┌──

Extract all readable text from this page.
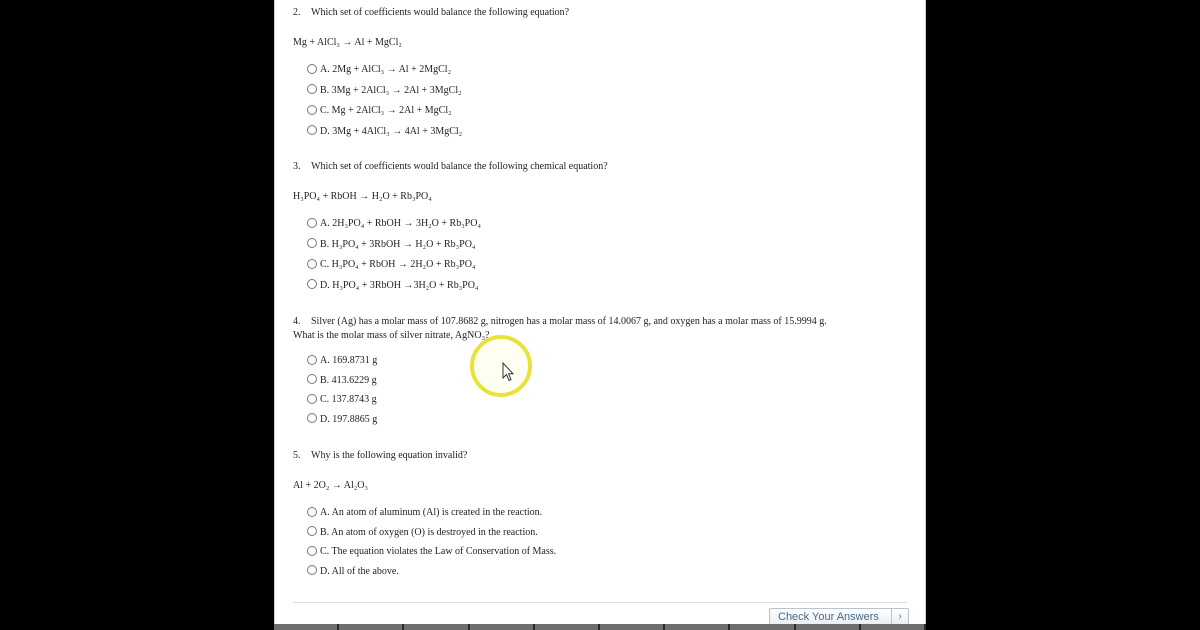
2. Which set of coefficients would balance the following equation?
Mg + AlCl₃ → Al + MgCl₂
A. 2Mg + AlCl₃ → Al + 2MgCl₂
B. 3Mg + 2AlCl₃ → 2Al + 3MgCl₂
C. Mg + 2AlCl₃ → 2Al + MgCl₂
D. 3Mg + 4AlCl₃ → 4Al + 3MgCl₂
3. Which set of coefficients would balance the following chemical equation?
H₃PO₄ + RbOH → H₂O + Rb₃PO₄
A. 2H₃PO₄ + RbOH → 3H₂O + Rb₃PO₄
B. H₃PO₄ + 3RbOH → H₂O + Rb₃PO₄
C. H₃PO₄ + RbOH → 2H₂O + Rb₃PO₄
D. H₃PO₄ + 3RbOH →3H₂O + Rb₃PO₄
4. Silver (Ag) has a molar mass of 107.8682 g, nitrogen has a molar mass of 14.0067 g, and oxygen has a molar mass of 15.9994 g.
What is the molar mass of silver nitrate, AgNO₃?
A. 169.8731 g
B. 413.6229 g
C. 137.8743 g
D. 197.8865 g
5. Why is the following equation invalid?
Al + 2O₂ → Al₂O₃
A. An atom of aluminum (Al) is created in the reaction.
B. An atom of oxygen (O) is destroyed in the reaction.
C. The equation violates the Law of Conservation of Mass.
D. All of the above.
Check Your Answers	›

└──

== TO BE DONE ==
Locate all lines in the listing above with the word "Which" and copy them.

== SOLUTION BELOW ==
2. Which set of coefficients would balance the following equation?
3. Which set of coefficients would balance the following chemical equation?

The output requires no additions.